→ GOAL: Skip any picture you find and retype all the remaining lines exactly.

-- TASK DATA start --

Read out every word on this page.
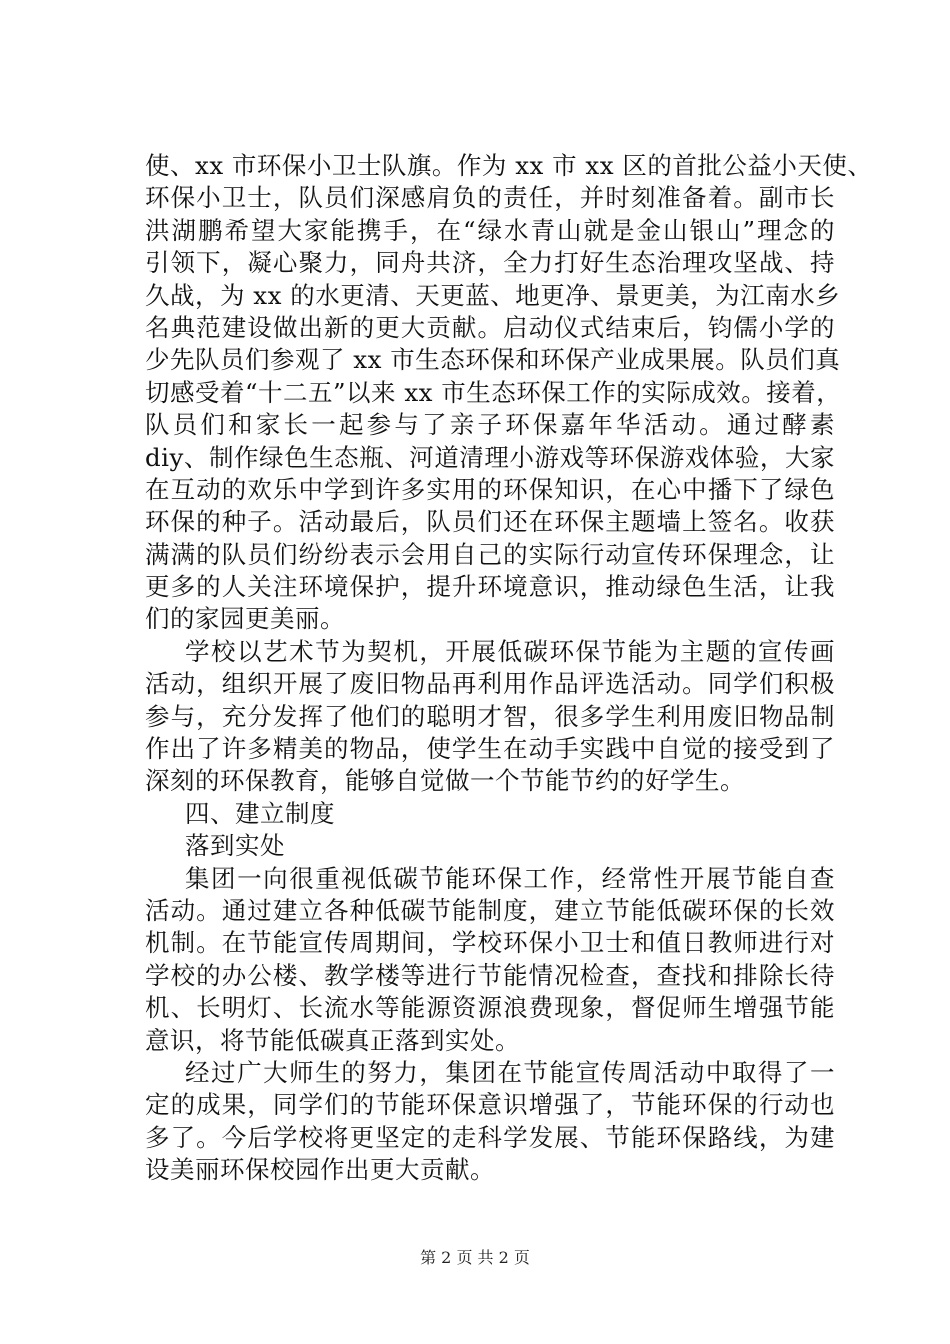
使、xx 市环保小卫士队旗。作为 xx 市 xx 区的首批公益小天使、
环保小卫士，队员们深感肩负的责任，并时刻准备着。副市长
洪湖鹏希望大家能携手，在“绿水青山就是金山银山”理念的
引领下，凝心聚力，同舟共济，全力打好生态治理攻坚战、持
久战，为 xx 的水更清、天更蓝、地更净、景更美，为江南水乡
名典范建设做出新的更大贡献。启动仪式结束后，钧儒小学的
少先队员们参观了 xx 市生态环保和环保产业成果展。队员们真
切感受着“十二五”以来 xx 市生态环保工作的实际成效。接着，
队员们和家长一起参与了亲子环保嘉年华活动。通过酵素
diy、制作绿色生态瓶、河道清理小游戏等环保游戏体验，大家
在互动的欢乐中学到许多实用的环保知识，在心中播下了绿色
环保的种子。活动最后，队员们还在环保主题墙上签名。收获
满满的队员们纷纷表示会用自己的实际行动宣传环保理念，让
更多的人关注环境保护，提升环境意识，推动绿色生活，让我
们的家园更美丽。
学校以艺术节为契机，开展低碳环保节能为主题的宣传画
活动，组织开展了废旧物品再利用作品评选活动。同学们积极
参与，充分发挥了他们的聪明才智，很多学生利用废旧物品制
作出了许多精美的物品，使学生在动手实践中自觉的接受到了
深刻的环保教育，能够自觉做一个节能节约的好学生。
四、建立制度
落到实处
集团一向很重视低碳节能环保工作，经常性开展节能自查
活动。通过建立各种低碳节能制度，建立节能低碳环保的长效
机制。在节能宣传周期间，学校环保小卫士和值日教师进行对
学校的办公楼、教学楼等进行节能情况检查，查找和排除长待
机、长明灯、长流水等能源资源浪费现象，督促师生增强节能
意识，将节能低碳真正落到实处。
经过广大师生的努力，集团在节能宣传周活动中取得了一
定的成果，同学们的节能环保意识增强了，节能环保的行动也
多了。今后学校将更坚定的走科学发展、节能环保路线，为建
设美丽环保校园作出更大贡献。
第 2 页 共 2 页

-- TASK DATA end --

→ IN RESPONSE:
Read out every word on this page.
使、xx 市环保小卫士队旗。作为 xx 市 xx 区的首批公益小天使、
环保小卫士，队员们深感肩负的责任，并时刻准备着。副市长
洪湖鹏希望大家能携手，在“绿水青山就是金山银山”理念的
引领下，凝心聚力，同舟共济，全力打好生态治理攻坚战、持
久战，为 xx 的水更清、天更蓝、地更净、景更美，为江南水乡
名典范建设做出新的更大贡献。启动仪式结束后，钧儒小学的
少先队员们参观了 xx 市生态环保和环保产业成果展。队员们真
切感受着“十二五”以来 xx 市生态环保工作的实际成效。接着，
队员们和家长一起参与了亲子环保嘉年华活动。通过酵素
diy、制作绿色生态瓶、河道清理小游戏等环保游戏体验，大家
在互动的欢乐中学到许多实用的环保知识，在心中播下了绿色
环保的种子。活动最后，队员们还在环保主题墙上签名。收获
满满的队员们纷纷表示会用自己的实际行动宣传环保理念，让
更多的人关注环境保护，提升环境意识，推动绿色生活，让我
们的家园更美丽。
学校以艺术节为契机，开展低碳环保节能为主题的宣传画
活动，组织开展了废旧物品再利用作品评选活动。同学们积极
参与，充分发挥了他们的聪明才智，很多学生利用废旧物品制
作出了许多精美的物品，使学生在动手实践中自觉的接受到了
深刻的环保教育，能够自觉做一个节能节约的好学生。
四、建立制度
落到实处
集团一向很重视低碳节能环保工作，经常性开展节能自查
活动。通过建立各种低碳节能制度，建立节能低碳环保的长效
机制。在节能宣传周期间，学校环保小卫士和值日教师进行对
学校的办公楼、教学楼等进行节能情况检查，查找和排除长待
机、长明灯、长流水等能源资源浪费现象，督促师生增强节能
意识，将节能低碳真正落到实处。
经过广大师生的努力，集团在节能宣传周活动中取得了一
定的成果，同学们的节能环保意识增强了，节能环保的行动也
多了。今后学校将更坚定的走科学发展、节能环保路线，为建
设美丽环保校园作出更大贡献。
第 2 页 共 2 页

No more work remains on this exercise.